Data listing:
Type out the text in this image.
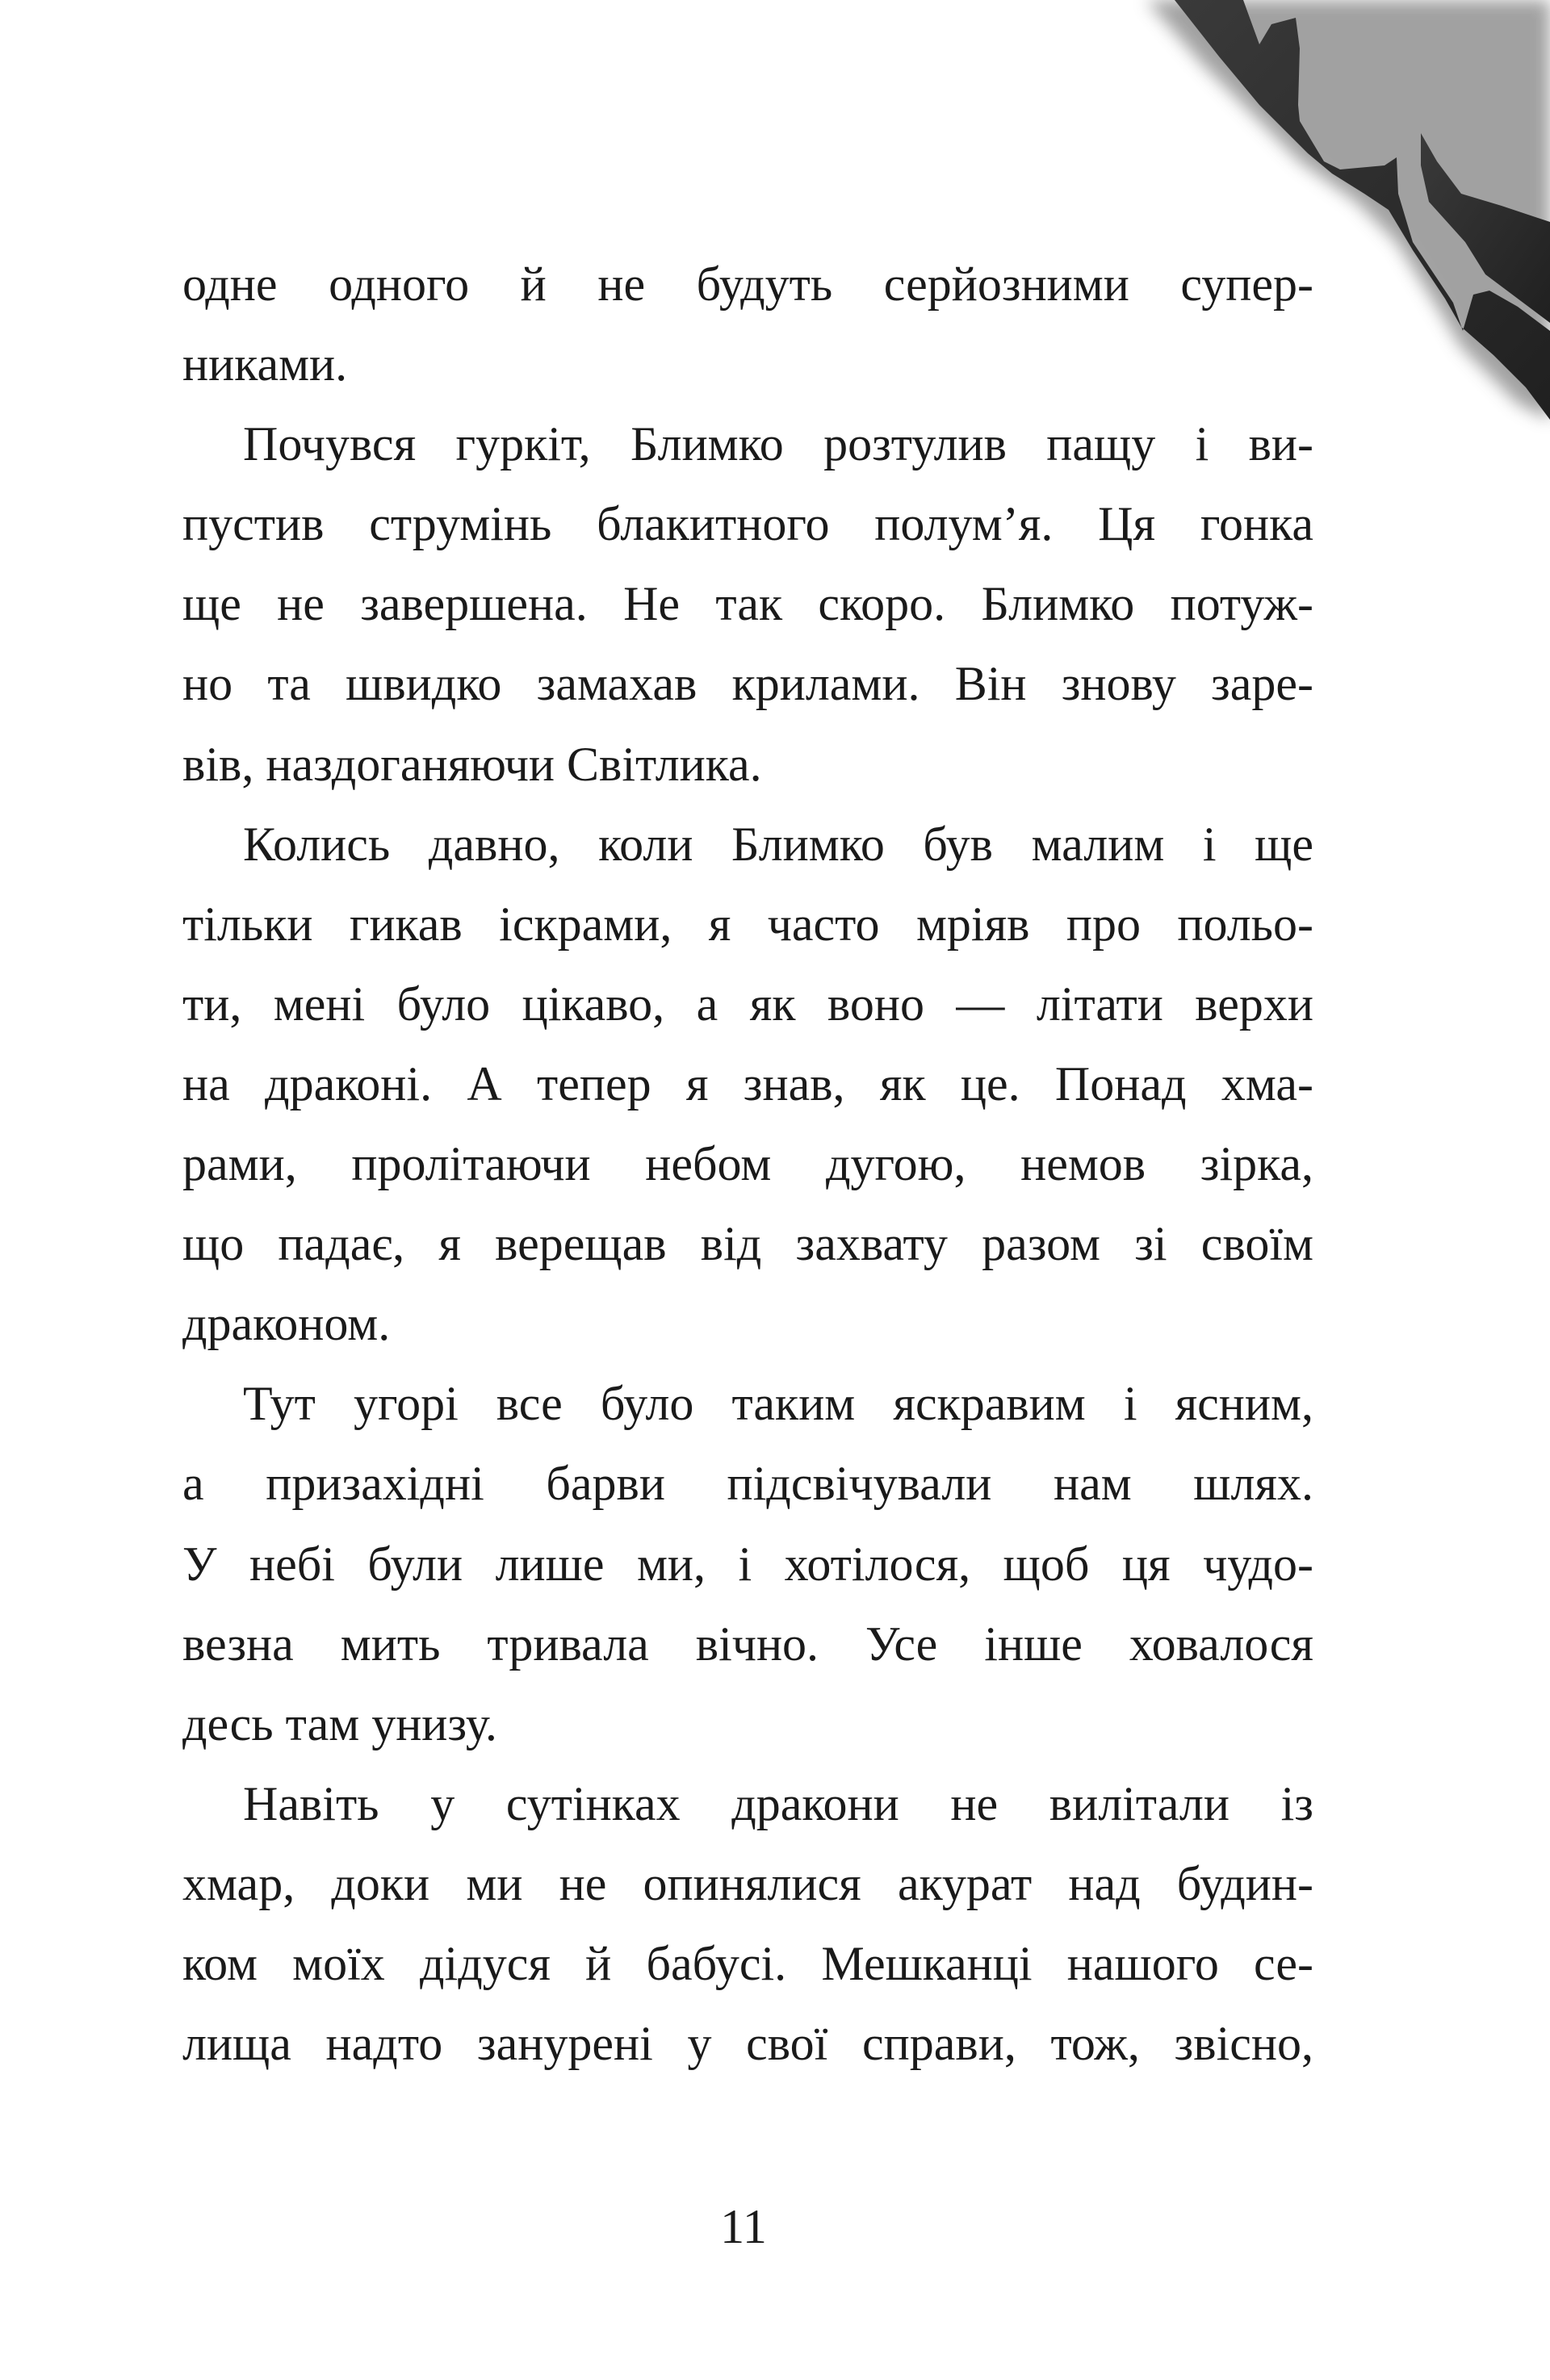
одне одного й не будуть серйозними супер-
никами.
Почувся гуркіт, Блимко розтулив пащу і ви-
пустив струмінь блакитного полум’я. Ця гонка
ще не завершена. Не так скоро. Блимко потуж-
но та швидко замахав крилами. Він знову заре-
вів, наздоганяючи Світлика.
Колись давно, коли Блимко був малим і ще
тільки гикав іскрами, я часто мріяв про польо-
ти, мені було цікаво, а як воно — літати верхи
на драконі. А тепер я знав, як це. Понад хма-
рами, пролітаючи небом дугою, немов зірка,
що падає, я верещав від захвату разом зі своїм
драконом.
Тут угорі все було таким яскравим і ясним,
а призахідні барви підсвічували нам шлях.
У небі були лише ми, і хотілося, щоб ця чудо-
везна мить тривала вічно. Усе інше ховалося
десь там унизу.
Навіть у сутінках дракони не вилітали із
хмар, доки ми не опинялися акурат над будин-
ком моїх дідуся й бабусі. Мешканці нашого се-
лища надто занурені у свої справи, тож, звісно,
11
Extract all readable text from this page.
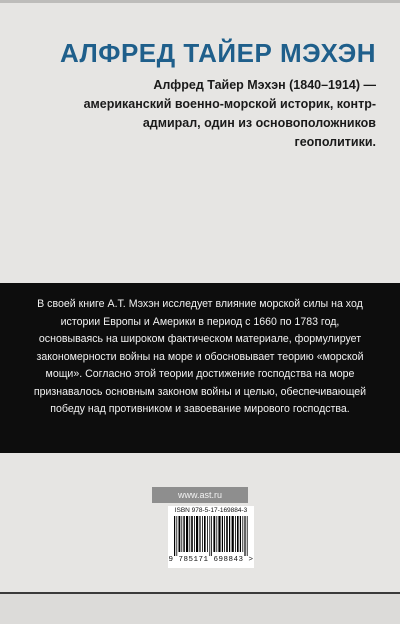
АЛФРЕД ТАЙЕР МЭХЭН

Алфред Тайер Мэхэн (1840–1914) — американский военно-морской историк, контр-адмирал, один из основоположников геополитики.

В своей книге А.Т. Мэхэн исследует влияние морской силы на ход истории Европы и Америки в период с 1660 по 1783 год, основываясь на широком фактическом материале, формулирует закономерности войны на море и обосновывает теорию «морской мощи». Согласно этой теории достижение господства на море признавалось основным законом войны и целью, обеспечивающей победу над противником и завоевание мирового господства.

www.ast.ru
ISBN 978-5-17-169884-3
9 785171 698843 >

--- WHAT YOU WILL DO ---
Return all of the entries word for word, but omit the pictures.

--- TASK OUTPUT ---
Type out the text in this image.
одне одного й не будуть серйозними супер-
никами.
Почувся гуркіт, Блимко розтулив пащу і ви-
пустив струмінь блакитного полум’я. Ця гонка
ще не завершена. Не так скоро. Блимко потуж-
но та швидко замахав крилами. Він знову заре-
вів, наздоганяючи Світлика.
Колись давно, коли Блимко був малим і ще
тільки гикав іскрами, я часто мріяв про польо-
ти, мені було цікаво, а як воно — літати верхи
на драконі. А тепер я знав, як це. Понад хма-
рами, пролітаючи небом дугою, немов зірка,
що падає, я верещав від захвату разом зі своїм
драконом.
Тут угорі все було таким яскравим і ясним,
а призахідні барви підсвічували нам шлях.
У небі були лише ми, і хотілося, щоб ця чудо-
везна мить тривала вічно. Усе інше ховалося
десь там унизу.
Навіть у сутінках дракони не вилітали із
хмар, доки ми не опинялися акурат над будин-
ком моїх дідуся й бабусі. Мешканці нашого се-
лища надто занурені у свої справи, тож, звісно,
11
Extract all readable text from this page.
АЛФРЕД ТАЙЕР МЭХЭН

Алфред Тайер Мэхэн (1840–1914) — американский военно-морской историк, контр-адмирал, один из основоположников геополитики.

В своей книге А.Т. Мэхэн исследует влияние морской силы на ход истории Европы и Америки в период с 1660 по 1783 год, основываясь на широком фактическом материале, формулирует закономерности войны на море и обосновывает теорию «морской мощи». Согласно этой теории достижение господства на море признавалось основным законом войны и целью, обеспечивающей победу над противником и завоевание мирового господства.

www.ast.ru
ISBN 978-5-17-169884-3
9 785171 698843 >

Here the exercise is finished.